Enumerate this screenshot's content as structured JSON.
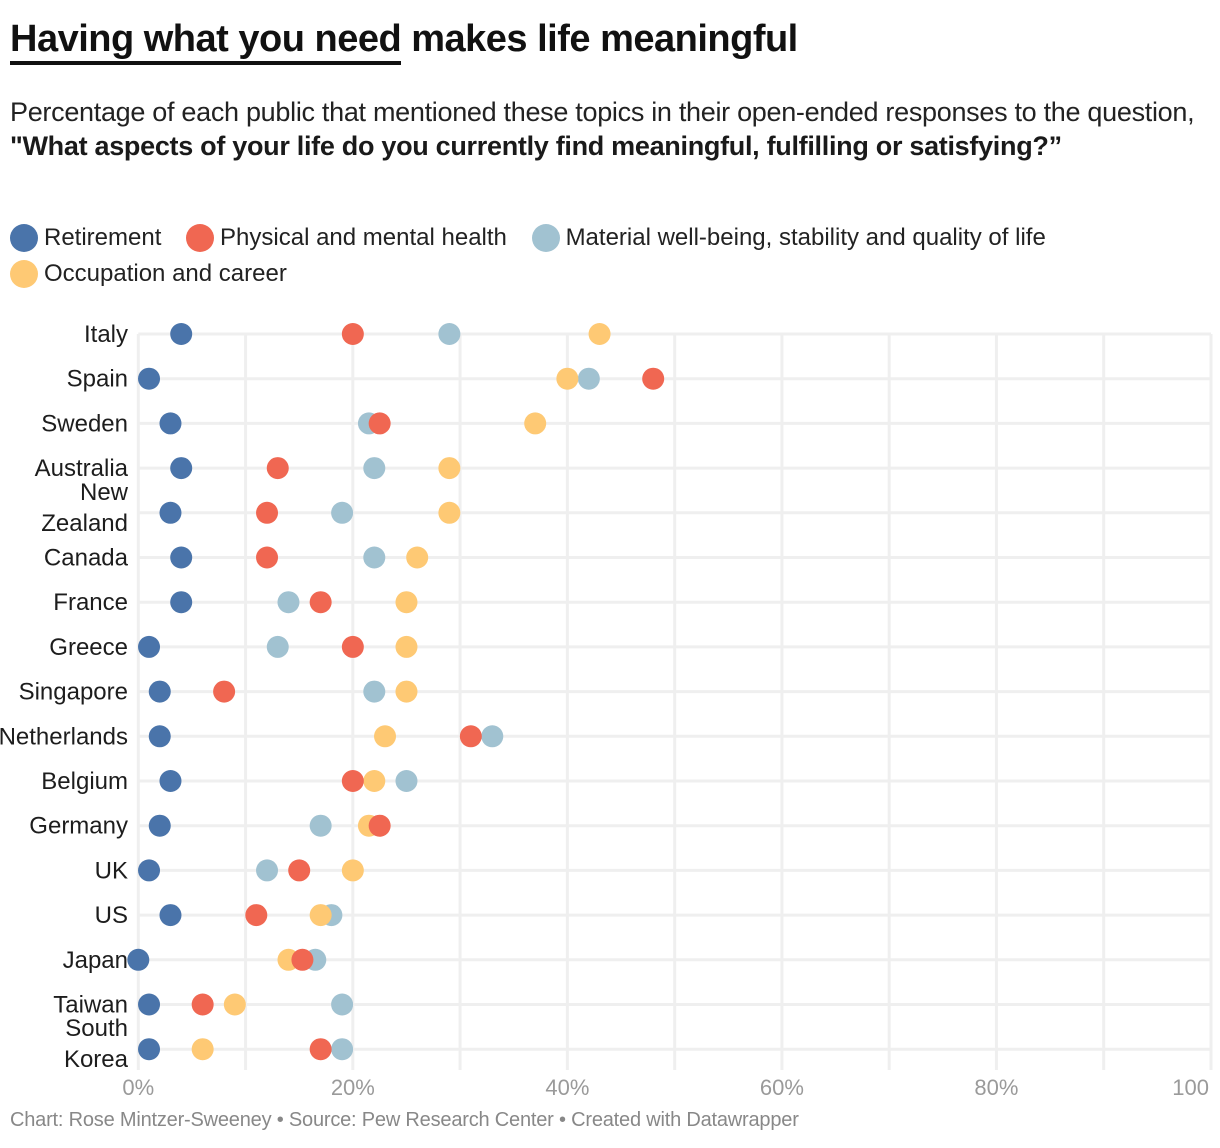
{
  "title": {
    "underlined": "Having what you need",
    "rest": " makes life meaningful"
  },
  "subtitle": {
    "plain": "Percentage of each public that mentioned these topics in their open-ended responses to the question, ",
    "bold": "\"What aspects of your life do you currently find meaningful, fulfilling or satisfying?”"
  },
  "legend": [
    {
      "key": "retirement",
      "label": "Retirement",
      "color": "#4a74aa"
    },
    {
      "key": "health",
      "label": "Physical and mental health",
      "color": "#f06752"
    },
    {
      "key": "material",
      "label": "Material well-being, stability and quality of life",
      "color": "#a1c2d1"
    },
    {
      "key": "career",
      "label": "Occupation and career",
      "color": "#fec974"
    }
  ],
  "footer": "Chart: Rose Mintzer-Sweeney • Source: Pew Research Center • Created with Datawrapper",
  "chart_data": {
    "type": "scatter",
    "subtype": "dot-plot",
    "title": "Having what you need makes life meaningful",
    "xlabel": "",
    "ylabel": "",
    "xlim": [
      0,
      100
    ],
    "x_ticks": [
      0,
      20,
      40,
      60,
      80,
      100
    ],
    "x_tick_labels": [
      "0%",
      "20%",
      "40%",
      "60%",
      "80%",
      "100"
    ],
    "grid": true,
    "legend_position": "top-left",
    "categories": [
      [
        "Italy"
      ],
      [
        "Spain"
      ],
      [
        "Sweden"
      ],
      [
        "Australia"
      ],
      [
        "New",
        "Zealand"
      ],
      [
        "Canada"
      ],
      [
        "France"
      ],
      [
        "Greece"
      ],
      [
        "Singapore"
      ],
      [
        "Netherlands"
      ],
      [
        "Belgium"
      ],
      [
        "Germany"
      ],
      [
        "UK"
      ],
      [
        "US"
      ],
      [
        "Japan"
      ],
      [
        "Taiwan"
      ],
      [
        "South",
        "Korea"
      ]
    ],
    "series": [
      {
        "name": "Retirement",
        "key": "retirement",
        "values": [
          4,
          1,
          3,
          4,
          3,
          4,
          4,
          1,
          2,
          2,
          3,
          2,
          1,
          3,
          0,
          1,
          1
        ]
      },
      {
        "name": "Material well-being, stability and quality of life",
        "key": "material",
        "values": [
          29,
          42,
          21.5,
          22,
          19,
          22,
          14,
          13,
          22,
          33,
          25,
          17,
          12,
          18,
          16.5,
          19,
          19
        ]
      },
      {
        "name": "Occupation and career",
        "key": "career",
        "values": [
          43,
          40,
          37,
          29,
          29,
          26,
          25,
          25,
          25,
          23,
          22,
          21.5,
          20,
          17,
          14,
          9,
          6
        ]
      },
      {
        "name": "Physical and mental health",
        "key": "health",
        "values": [
          20,
          48,
          22.5,
          13,
          12,
          12,
          17,
          20,
          8,
          31,
          20,
          22.5,
          15,
          11,
          15.3,
          6,
          17
        ]
      }
    ]
  }
}
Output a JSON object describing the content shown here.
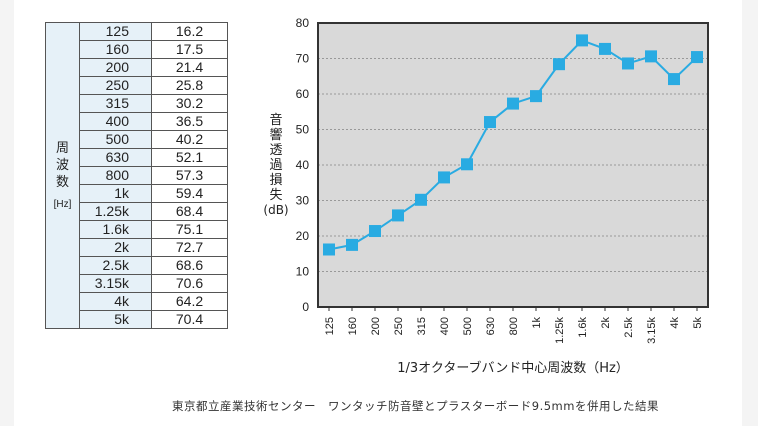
{
  "table": {
    "header_label": [
      "周",
      "波",
      "数"
    ],
    "header_unit": "[Hz]",
    "rows": [
      [
        "125",
        "16.2"
      ],
      [
        "160",
        "17.5"
      ],
      [
        "200",
        "21.4"
      ],
      [
        "250",
        "25.8"
      ],
      [
        "315",
        "30.2"
      ],
      [
        "400",
        "36.5"
      ],
      [
        "500",
        "40.2"
      ],
      [
        "630",
        "52.1"
      ],
      [
        "800",
        "57.3"
      ],
      [
        "1k",
        "59.4"
      ],
      [
        "1.25k",
        "68.4"
      ],
      [
        "1.6k",
        "75.1"
      ],
      [
        "2k",
        "72.7"
      ],
      [
        "2.5k",
        "68.6"
      ],
      [
        "3.15k",
        "70.6"
      ],
      [
        "4k",
        "64.2"
      ],
      [
        "5k",
        "70.4"
      ]
    ]
  },
  "chart_data": {
    "type": "line",
    "categories": [
      "125",
      "160",
      "200",
      "250",
      "315",
      "400",
      "500",
      "630",
      "800",
      "1k",
      "1.25k",
      "1.6k",
      "2k",
      "2.5k",
      "3.15k",
      "4k",
      "5k"
    ],
    "values": [
      16.2,
      17.5,
      21.4,
      25.8,
      30.2,
      36.5,
      40.2,
      52.1,
      57.3,
      59.4,
      68.4,
      75.1,
      72.7,
      68.6,
      70.6,
      64.2,
      70.4
    ],
    "xlabel": "1/3オクターブバンド中心周波数（Hz）",
    "ylabel": [
      "音",
      "響",
      "透",
      "過",
      "損",
      "失",
      "(dB)"
    ],
    "ylim": [
      0,
      80
    ],
    "yticks": [
      "0",
      "10",
      "20",
      "30",
      "40",
      "50",
      "60",
      "70",
      "80"
    ],
    "grid": true,
    "marker": "square",
    "colors": {
      "series": "#29abe2",
      "plot_bg": "#d9d9d9",
      "border": "#333333"
    }
  },
  "caption": "東京都立産業技術センター　ワンタッチ防音壁とプラスターボード9.5mmを併用した結果"
}
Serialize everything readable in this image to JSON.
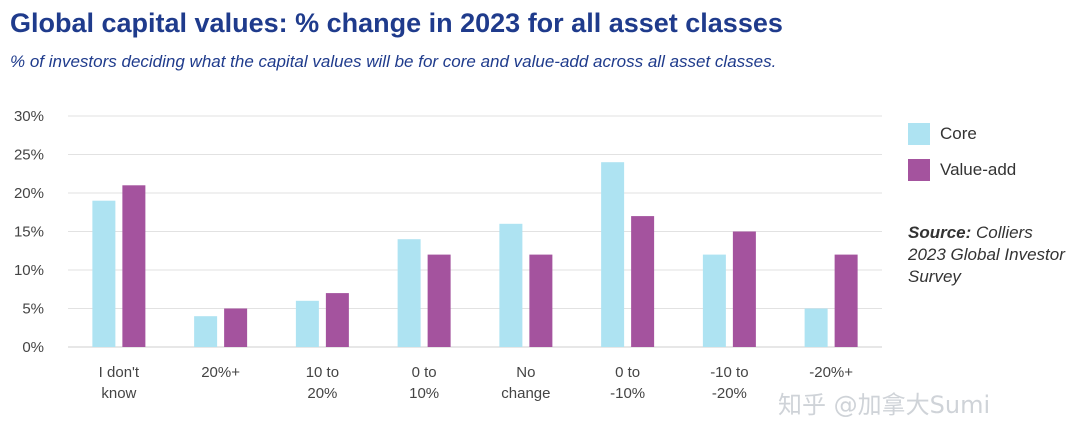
{
  "title": "Global capital values: % change in 2023 for all asset classes",
  "subtitle": "% of investors deciding what the capital values will be for core and value-add across all asset classes.",
  "source": {
    "label": "Source:",
    "text": "Colliers 2023 Global Investor Survey"
  },
  "watermark": "知乎 @加拿大Sumi",
  "colors": {
    "core": "#aee3f2",
    "value_add": "#a4539e",
    "grid": "#e2e2e2",
    "title": "#1f3b8c"
  },
  "chart_data": {
    "type": "bar",
    "categories": [
      [
        "I don't",
        "know"
      ],
      [
        "20%+"
      ],
      [
        "10 to",
        "20%"
      ],
      [
        "0 to",
        "10%"
      ],
      [
        "No",
        "change"
      ],
      [
        "0 to",
        "-10%"
      ],
      [
        "-10 to",
        "-20%"
      ],
      [
        "-20%+"
      ]
    ],
    "series": [
      {
        "name": "Core",
        "values": [
          19,
          4,
          6,
          14,
          16,
          24,
          12,
          5
        ]
      },
      {
        "name": "Value-add",
        "values": [
          21,
          5,
          7,
          12,
          12,
          17,
          15,
          12
        ]
      }
    ],
    "y_ticks": [
      "0%",
      "5%",
      "10%",
      "15%",
      "20%",
      "25%",
      "30%"
    ],
    "ylim": [
      0,
      30
    ],
    "grid": true,
    "legend_position": "right"
  }
}
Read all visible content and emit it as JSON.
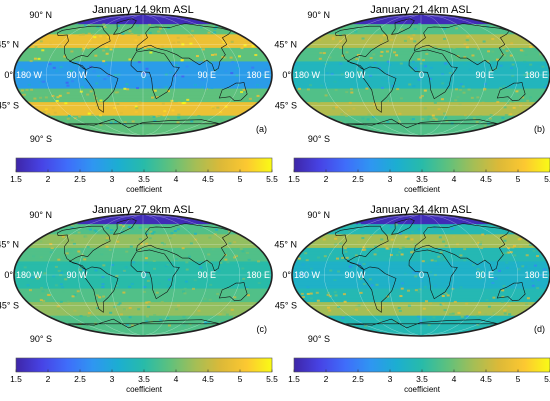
{
  "colorbar": {
    "ticks": [
      "1.5",
      "2",
      "2.5",
      "3",
      "3.5",
      "4",
      "4.5",
      "5",
      "5.5"
    ],
    "label": "coefficient",
    "min": 1.5,
    "max": 5.5
  },
  "graticule_labels": {
    "lat_north": "90° N",
    "lat_45n": "45° N",
    "lat_0": "0°",
    "lat_45s": "45° S",
    "lat_south": "90° S",
    "lon_180w": "180 W",
    "lon_90w": "90 W",
    "lon_0": "0",
    "lon_90e": "90 E",
    "lon_180e": "180 E"
  },
  "panels": [
    {
      "title": "January 14.9km ASL",
      "label": "(a)",
      "low_band_level": 2.8,
      "mid_level": 3.9,
      "high_level": 4.9
    },
    {
      "title": "January 21.4km ASL",
      "label": "(b)",
      "low_band_level": 3.3,
      "mid_level": 3.8,
      "high_level": 4.4
    },
    {
      "title": "January 27.9km ASL",
      "label": "(c)",
      "low_band_level": 3.5,
      "mid_level": 3.8,
      "high_level": 4.2
    },
    {
      "title": "January 34.4km ASL",
      "label": "(d)",
      "low_band_level": 3.2,
      "mid_level": 3.4,
      "high_level": 4.3
    }
  ],
  "colors": {
    "parula": [
      "#3e26a8",
      "#4743e5",
      "#3f6dfa",
      "#2f96f1",
      "#1caed1",
      "#28bba9",
      "#5ec17d",
      "#a4be56",
      "#dcb938",
      "#fcc831",
      "#f9fb15"
    ]
  }
}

################

Check each line above for "meaningful" and return the ones that have it.

● Written solution
    "rest": " makes life meaningful"
    "bold": "\"What aspects of your life do you currently find meaningful, fulfilling or satisfying?”"
    "title": "Having what you need makes life meaningful",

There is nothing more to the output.